• EXTRACTED INFORMATION:

>> Begin

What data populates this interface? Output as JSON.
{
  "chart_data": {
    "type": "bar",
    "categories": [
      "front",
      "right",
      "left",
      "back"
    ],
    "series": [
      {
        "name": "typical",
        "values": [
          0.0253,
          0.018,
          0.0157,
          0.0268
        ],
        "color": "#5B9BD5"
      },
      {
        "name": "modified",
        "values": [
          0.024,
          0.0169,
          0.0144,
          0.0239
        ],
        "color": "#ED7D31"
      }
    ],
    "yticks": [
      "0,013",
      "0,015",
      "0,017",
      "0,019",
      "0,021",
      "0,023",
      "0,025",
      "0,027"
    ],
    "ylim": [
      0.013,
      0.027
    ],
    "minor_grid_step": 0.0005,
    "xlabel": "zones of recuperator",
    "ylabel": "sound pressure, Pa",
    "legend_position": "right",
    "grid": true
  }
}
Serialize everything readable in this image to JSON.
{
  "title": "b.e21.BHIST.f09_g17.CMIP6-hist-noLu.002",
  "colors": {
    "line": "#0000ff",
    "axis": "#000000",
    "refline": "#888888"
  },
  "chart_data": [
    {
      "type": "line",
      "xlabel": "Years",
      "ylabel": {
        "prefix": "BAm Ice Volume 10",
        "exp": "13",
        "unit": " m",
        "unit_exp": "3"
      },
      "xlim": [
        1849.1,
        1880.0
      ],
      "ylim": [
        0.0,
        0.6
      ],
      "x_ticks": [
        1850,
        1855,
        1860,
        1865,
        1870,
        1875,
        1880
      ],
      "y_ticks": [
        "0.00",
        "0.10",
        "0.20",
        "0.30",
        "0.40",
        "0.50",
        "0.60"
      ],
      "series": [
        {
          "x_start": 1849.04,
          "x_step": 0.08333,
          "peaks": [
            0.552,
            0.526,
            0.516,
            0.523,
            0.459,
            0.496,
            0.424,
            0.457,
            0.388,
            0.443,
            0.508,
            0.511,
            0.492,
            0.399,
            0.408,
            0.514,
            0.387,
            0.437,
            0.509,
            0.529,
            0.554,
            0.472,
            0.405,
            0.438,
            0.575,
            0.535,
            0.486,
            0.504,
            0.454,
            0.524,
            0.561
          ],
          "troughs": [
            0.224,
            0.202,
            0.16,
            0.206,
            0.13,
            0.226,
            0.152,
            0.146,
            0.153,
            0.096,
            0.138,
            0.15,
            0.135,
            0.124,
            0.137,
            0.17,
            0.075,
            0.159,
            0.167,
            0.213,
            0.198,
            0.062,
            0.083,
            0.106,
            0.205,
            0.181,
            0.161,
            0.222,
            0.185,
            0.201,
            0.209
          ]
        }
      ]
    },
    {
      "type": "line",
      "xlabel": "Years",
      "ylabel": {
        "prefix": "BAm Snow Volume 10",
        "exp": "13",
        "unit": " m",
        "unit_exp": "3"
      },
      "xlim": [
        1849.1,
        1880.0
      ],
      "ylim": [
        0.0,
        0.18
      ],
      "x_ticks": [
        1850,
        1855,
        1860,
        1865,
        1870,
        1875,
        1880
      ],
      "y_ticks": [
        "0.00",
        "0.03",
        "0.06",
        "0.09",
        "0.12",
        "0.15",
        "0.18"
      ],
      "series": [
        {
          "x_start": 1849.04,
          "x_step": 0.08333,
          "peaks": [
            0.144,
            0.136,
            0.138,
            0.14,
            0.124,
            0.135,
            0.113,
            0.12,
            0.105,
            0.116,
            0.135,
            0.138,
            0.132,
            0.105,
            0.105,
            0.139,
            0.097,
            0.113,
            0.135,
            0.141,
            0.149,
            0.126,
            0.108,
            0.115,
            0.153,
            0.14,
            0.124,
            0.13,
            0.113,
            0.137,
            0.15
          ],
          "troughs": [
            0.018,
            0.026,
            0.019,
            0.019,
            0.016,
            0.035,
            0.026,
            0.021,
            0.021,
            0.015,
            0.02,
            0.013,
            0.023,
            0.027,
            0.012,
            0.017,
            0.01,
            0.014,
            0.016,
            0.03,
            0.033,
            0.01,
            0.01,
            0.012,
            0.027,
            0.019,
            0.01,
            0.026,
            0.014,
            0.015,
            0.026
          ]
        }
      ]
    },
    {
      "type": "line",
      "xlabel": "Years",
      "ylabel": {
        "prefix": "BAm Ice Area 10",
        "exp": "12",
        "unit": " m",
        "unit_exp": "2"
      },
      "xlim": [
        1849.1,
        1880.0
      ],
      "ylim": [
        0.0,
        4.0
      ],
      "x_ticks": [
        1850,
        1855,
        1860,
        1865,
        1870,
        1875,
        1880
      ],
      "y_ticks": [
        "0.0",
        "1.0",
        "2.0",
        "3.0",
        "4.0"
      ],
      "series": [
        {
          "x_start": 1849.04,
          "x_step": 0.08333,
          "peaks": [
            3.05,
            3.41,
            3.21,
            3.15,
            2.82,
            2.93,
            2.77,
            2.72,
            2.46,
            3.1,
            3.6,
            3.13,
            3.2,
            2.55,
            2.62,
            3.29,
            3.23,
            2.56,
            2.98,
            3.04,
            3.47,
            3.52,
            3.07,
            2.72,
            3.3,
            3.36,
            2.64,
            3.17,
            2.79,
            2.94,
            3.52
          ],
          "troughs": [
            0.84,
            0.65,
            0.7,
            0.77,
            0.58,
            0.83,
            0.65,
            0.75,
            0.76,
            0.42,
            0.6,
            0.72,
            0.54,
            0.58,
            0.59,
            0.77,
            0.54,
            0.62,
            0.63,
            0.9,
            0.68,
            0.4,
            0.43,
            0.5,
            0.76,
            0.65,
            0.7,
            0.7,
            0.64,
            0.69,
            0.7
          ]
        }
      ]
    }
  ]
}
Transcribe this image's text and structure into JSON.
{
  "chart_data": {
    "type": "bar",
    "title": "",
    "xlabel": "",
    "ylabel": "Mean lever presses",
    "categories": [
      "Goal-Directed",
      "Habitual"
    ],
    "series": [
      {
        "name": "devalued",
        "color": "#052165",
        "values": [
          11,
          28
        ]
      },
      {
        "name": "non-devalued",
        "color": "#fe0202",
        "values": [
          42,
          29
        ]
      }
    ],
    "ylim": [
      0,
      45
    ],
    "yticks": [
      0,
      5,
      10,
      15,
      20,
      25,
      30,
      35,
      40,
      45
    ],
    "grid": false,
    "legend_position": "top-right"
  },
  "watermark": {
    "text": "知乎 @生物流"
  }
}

>> End

• WHAT IS ASKED:
Write out the entries in full, exactly as given.

• SOLUTION:
What data populates this interface? Output as JSON.
{
  "chart_data": {
    "type": "bar",
    "categories": [
      "front",
      "right",
      "left",
      "back"
    ],
    "series": [
      {
        "name": "typical",
        "values": [
          0.0253,
          0.018,
          0.0157,
          0.0268
        ],
        "color": "#5B9BD5"
      },
      {
        "name": "modified",
        "values": [
          0.024,
          0.0169,
          0.0144,
          0.0239
        ],
        "color": "#ED7D31"
      }
    ],
    "yticks": [
      "0,013",
      "0,015",
      "0,017",
      "0,019",
      "0,021",
      "0,023",
      "0,025",
      "0,027"
    ],
    "ylim": [
      0.013,
      0.027
    ],
    "minor_grid_step": 0.0005,
    "xlabel": "zones of recuperator",
    "ylabel": "sound pressure, Pa",
    "legend_position": "right",
    "grid": true
  }
}
Serialize everything readable in this image to JSON.
{
  "title": "b.e21.BHIST.f09_g17.CMIP6-hist-noLu.002",
  "colors": {
    "line": "#0000ff",
    "axis": "#000000",
    "refline": "#888888"
  },
  "chart_data": [
    {
      "type": "line",
      "xlabel": "Years",
      "ylabel": {
        "prefix": "BAm Ice Volume 10",
        "exp": "13",
        "unit": " m",
        "unit_exp": "3"
      },
      "xlim": [
        1849.1,
        1880.0
      ],
      "ylim": [
        0.0,
        0.6
      ],
      "x_ticks": [
        1850,
        1855,
        1860,
        1865,
        1870,
        1875,
        1880
      ],
      "y_ticks": [
        "0.00",
        "0.10",
        "0.20",
        "0.30",
        "0.40",
        "0.50",
        "0.60"
      ],
      "series": [
        {
          "x_start": 1849.04,
          "x_step": 0.08333,
          "peaks": [
            0.552,
            0.526,
            0.516,
            0.523,
            0.459,
            0.496,
            0.424,
            0.457,
            0.388,
            0.443,
            0.508,
            0.511,
            0.492,
            0.399,
            0.408,
            0.514,
            0.387,
            0.437,
            0.509,
            0.529,
            0.554,
            0.472,
            0.405,
            0.438,
            0.575,
            0.535,
            0.486,
            0.504,
            0.454,
            0.524,
            0.561
          ],
          "troughs": [
            0.224,
            0.202,
            0.16,
            0.206,
            0.13,
            0.226,
            0.152,
            0.146,
            0.153,
            0.096,
            0.138,
            0.15,
            0.135,
            0.124,
            0.137,
            0.17,
            0.075,
            0.159,
            0.167,
            0.213,
            0.198,
            0.062,
            0.083,
            0.106,
            0.205,
            0.181,
            0.161,
            0.222,
            0.185,
            0.201,
            0.209
          ]
        }
      ]
    },
    {
      "type": "line",
      "xlabel": "Years",
      "ylabel": {
        "prefix": "BAm Snow Volume 10",
        "exp": "13",
        "unit": " m",
        "unit_exp": "3"
      },
      "xlim": [
        1849.1,
        1880.0
      ],
      "ylim": [
        0.0,
        0.18
      ],
      "x_ticks": [
        1850,
        1855,
        1860,
        1865,
        1870,
        1875,
        1880
      ],
      "y_ticks": [
        "0.00",
        "0.03",
        "0.06",
        "0.09",
        "0.12",
        "0.15",
        "0.18"
      ],
      "series": [
        {
          "x_start": 1849.04,
          "x_step": 0.08333,
          "peaks": [
            0.144,
            0.136,
            0.138,
            0.14,
            0.124,
            0.135,
            0.113,
            0.12,
            0.105,
            0.116,
            0.135,
            0.138,
            0.132,
            0.105,
            0.105,
            0.139,
            0.097,
            0.113,
            0.135,
            0.141,
            0.149,
            0.126,
            0.108,
            0.115,
            0.153,
            0.14,
            0.124,
            0.13,
            0.113,
            0.137,
            0.15
          ],
          "troughs": [
            0.018,
            0.026,
            0.019,
            0.019,
            0.016,
            0.035,
            0.026,
            0.021,
            0.021,
            0.015,
            0.02,
            0.013,
            0.023,
            0.027,
            0.012,
            0.017,
            0.01,
            0.014,
            0.016,
            0.03,
            0.033,
            0.01,
            0.01,
            0.012,
            0.027,
            0.019,
            0.01,
            0.026,
            0.014,
            0.015,
            0.026
          ]
        }
      ]
    },
    {
      "type": "line",
      "xlabel": "Years",
      "ylabel": {
        "prefix": "BAm Ice Area 10",
        "exp": "12",
        "unit": " m",
        "unit_exp": "2"
      },
      "xlim": [
        1849.1,
        1880.0
      ],
      "ylim": [
        0.0,
        4.0
      ],
      "x_ticks": [
        1850,
        1855,
        1860,
        1865,
        1870,
        1875,
        1880
      ],
      "y_ticks": [
        "0.0",
        "1.0",
        "2.0",
        "3.0",
        "4.0"
      ],
      "series": [
        {
          "x_start": 1849.04,
          "x_step": 0.08333,
          "peaks": [
            3.05,
            3.41,
            3.21,
            3.15,
            2.82,
            2.93,
            2.77,
            2.72,
            2.46,
            3.1,
            3.6,
            3.13,
            3.2,
            2.55,
            2.62,
            3.29,
            3.23,
            2.56,
            2.98,
            3.04,
            3.47,
            3.52,
            3.07,
            2.72,
            3.3,
            3.36,
            2.64,
            3.17,
            2.79,
            2.94,
            3.52
          ],
          "troughs": [
            0.84,
            0.65,
            0.7,
            0.77,
            0.58,
            0.83,
            0.65,
            0.75,
            0.76,
            0.42,
            0.6,
            0.72,
            0.54,
            0.58,
            0.59,
            0.77,
            0.54,
            0.62,
            0.63,
            0.9,
            0.68,
            0.4,
            0.43,
            0.5,
            0.76,
            0.65,
            0.7,
            0.7,
            0.64,
            0.69,
            0.7
          ]
        }
      ]
    }
  ]
}
Transcribe this image's text and structure into JSON.
{
  "chart_data": {
    "type": "bar",
    "title": "",
    "xlabel": "",
    "ylabel": "Mean lever presses",
    "categories": [
      "Goal-Directed",
      "Habitual"
    ],
    "series": [
      {
        "name": "devalued",
        "color": "#052165",
        "values": [
          11,
          28
        ]
      },
      {
        "name": "non-devalued",
        "color": "#fe0202",
        "values": [
          42,
          29
        ]
      }
    ],
    "ylim": [
      0,
      45
    ],
    "yticks": [
      0,
      5,
      10,
      15,
      20,
      25,
      30,
      35,
      40,
      45
    ],
    "grid": false,
    "legend_position": "top-right"
  },
  "watermark": {
    "text": "知乎 @生物流"
  }
}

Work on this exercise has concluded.